Data shown -
--- --- ---

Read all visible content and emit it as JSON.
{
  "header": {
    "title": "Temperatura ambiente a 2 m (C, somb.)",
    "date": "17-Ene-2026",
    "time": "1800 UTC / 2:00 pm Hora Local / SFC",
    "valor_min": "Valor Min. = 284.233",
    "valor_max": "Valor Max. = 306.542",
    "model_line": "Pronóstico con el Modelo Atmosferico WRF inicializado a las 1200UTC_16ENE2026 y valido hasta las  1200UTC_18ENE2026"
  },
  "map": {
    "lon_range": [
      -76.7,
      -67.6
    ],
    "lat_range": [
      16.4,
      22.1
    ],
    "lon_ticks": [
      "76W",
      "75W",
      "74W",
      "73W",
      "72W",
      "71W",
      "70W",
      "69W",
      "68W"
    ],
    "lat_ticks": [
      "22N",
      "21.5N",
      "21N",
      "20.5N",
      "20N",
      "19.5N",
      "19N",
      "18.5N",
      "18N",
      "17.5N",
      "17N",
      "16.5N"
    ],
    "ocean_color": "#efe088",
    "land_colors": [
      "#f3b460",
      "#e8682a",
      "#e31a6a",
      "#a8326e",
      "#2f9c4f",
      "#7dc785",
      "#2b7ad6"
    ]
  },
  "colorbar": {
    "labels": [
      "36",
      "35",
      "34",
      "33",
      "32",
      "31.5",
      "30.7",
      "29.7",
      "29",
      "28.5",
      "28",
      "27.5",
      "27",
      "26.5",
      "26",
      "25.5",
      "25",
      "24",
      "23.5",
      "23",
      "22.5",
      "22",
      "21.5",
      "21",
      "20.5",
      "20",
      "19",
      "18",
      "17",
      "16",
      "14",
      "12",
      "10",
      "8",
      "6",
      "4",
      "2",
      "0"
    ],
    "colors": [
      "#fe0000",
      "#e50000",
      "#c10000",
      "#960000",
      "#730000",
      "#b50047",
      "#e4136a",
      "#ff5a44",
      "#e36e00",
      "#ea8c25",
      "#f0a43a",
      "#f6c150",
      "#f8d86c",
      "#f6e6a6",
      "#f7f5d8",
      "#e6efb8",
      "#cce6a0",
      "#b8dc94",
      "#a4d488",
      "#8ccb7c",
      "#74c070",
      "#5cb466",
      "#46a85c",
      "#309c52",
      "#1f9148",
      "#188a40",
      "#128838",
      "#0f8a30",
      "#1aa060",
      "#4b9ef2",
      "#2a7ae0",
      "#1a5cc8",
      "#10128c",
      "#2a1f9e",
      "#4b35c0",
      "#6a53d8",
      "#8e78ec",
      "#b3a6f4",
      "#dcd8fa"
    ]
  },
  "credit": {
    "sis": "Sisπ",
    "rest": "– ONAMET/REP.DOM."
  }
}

--- --- ---

The entries above must be returned exactly.

Complete output -
Read all visible content and emit it as JSON.
{
  "header": {
    "title": "Temperatura ambiente a 2 m (C, somb.)",
    "date": "17-Ene-2026",
    "time": "1800 UTC / 2:00 pm Hora Local / SFC",
    "valor_min": "Valor Min. = 284.233",
    "valor_max": "Valor Max. = 306.542",
    "model_line": "Pronóstico con el Modelo Atmosferico WRF inicializado a las 1200UTC_16ENE2026 y valido hasta las  1200UTC_18ENE2026"
  },
  "map": {
    "lon_range": [
      -76.7,
      -67.6
    ],
    "lat_range": [
      16.4,
      22.1
    ],
    "lon_ticks": [
      "76W",
      "75W",
      "74W",
      "73W",
      "72W",
      "71W",
      "70W",
      "69W",
      "68W"
    ],
    "lat_ticks": [
      "22N",
      "21.5N",
      "21N",
      "20.5N",
      "20N",
      "19.5N",
      "19N",
      "18.5N",
      "18N",
      "17.5N",
      "17N",
      "16.5N"
    ],
    "ocean_color": "#efe088",
    "land_colors": [
      "#f3b460",
      "#e8682a",
      "#e31a6a",
      "#a8326e",
      "#2f9c4f",
      "#7dc785",
      "#2b7ad6"
    ]
  },
  "colorbar": {
    "labels": [
      "36",
      "35",
      "34",
      "33",
      "32",
      "31.5",
      "30.7",
      "29.7",
      "29",
      "28.5",
      "28",
      "27.5",
      "27",
      "26.5",
      "26",
      "25.5",
      "25",
      "24",
      "23.5",
      "23",
      "22.5",
      "22",
      "21.5",
      "21",
      "20.5",
      "20",
      "19",
      "18",
      "17",
      "16",
      "14",
      "12",
      "10",
      "8",
      "6",
      "4",
      "2",
      "0"
    ],
    "colors": [
      "#fe0000",
      "#e50000",
      "#c10000",
      "#960000",
      "#730000",
      "#b50047",
      "#e4136a",
      "#ff5a44",
      "#e36e00",
      "#ea8c25",
      "#f0a43a",
      "#f6c150",
      "#f8d86c",
      "#f6e6a6",
      "#f7f5d8",
      "#e6efb8",
      "#cce6a0",
      "#b8dc94",
      "#a4d488",
      "#8ccb7c",
      "#74c070",
      "#5cb466",
      "#46a85c",
      "#309c52",
      "#1f9148",
      "#188a40",
      "#128838",
      "#0f8a30",
      "#1aa060",
      "#4b9ef2",
      "#2a7ae0",
      "#1a5cc8",
      "#10128c",
      "#2a1f9e",
      "#4b35c0",
      "#6a53d8",
      "#8e78ec",
      "#b3a6f4",
      "#dcd8fa"
    ]
  },
  "credit": {
    "sis": "Sisπ",
    "rest": "– ONAMET/REP.DOM."
  }
}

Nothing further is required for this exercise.